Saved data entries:

-- Start --

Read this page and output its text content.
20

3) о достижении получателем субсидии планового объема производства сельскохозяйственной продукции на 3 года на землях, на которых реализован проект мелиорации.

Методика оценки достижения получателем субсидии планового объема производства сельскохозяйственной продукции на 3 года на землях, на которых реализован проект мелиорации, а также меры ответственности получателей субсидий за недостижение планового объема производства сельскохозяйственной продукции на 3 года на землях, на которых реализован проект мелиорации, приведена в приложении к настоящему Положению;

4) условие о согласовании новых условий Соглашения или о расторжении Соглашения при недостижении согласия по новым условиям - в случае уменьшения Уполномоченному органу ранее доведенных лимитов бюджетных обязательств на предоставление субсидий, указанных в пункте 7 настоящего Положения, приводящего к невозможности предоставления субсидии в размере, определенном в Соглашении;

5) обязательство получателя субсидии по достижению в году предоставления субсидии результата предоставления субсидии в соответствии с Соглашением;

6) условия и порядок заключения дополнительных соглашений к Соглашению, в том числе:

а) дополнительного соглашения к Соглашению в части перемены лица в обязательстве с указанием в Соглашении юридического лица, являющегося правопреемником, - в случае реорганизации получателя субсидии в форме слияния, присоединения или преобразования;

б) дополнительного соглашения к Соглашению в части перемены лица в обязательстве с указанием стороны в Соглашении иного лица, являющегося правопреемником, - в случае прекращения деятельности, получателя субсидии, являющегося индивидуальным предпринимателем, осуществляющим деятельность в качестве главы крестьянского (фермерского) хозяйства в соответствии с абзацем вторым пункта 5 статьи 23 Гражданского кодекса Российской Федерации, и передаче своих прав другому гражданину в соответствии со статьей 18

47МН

-- End --

Scan the listing above and identify each line holding the string "предоставления"; copy every such line.

THE ANSWER:
4) условие о согласовании новых условий Соглашения или о расторжении Соглашения при недостижении согласия по новым условиям - в случае уменьшения Уполномоченному органу ранее доведенных лимитов бюджетных обязательств на предоставление субсидий, указанных в пункте 7 настоящего Положения, приводящего к невозможности предоставления субсидии в размере, определенном в Соглашении;
5) обязательство получателя субсидии по достижению в году предоставления субсидии результата предоставления субсидии в соответствии с Соглашением;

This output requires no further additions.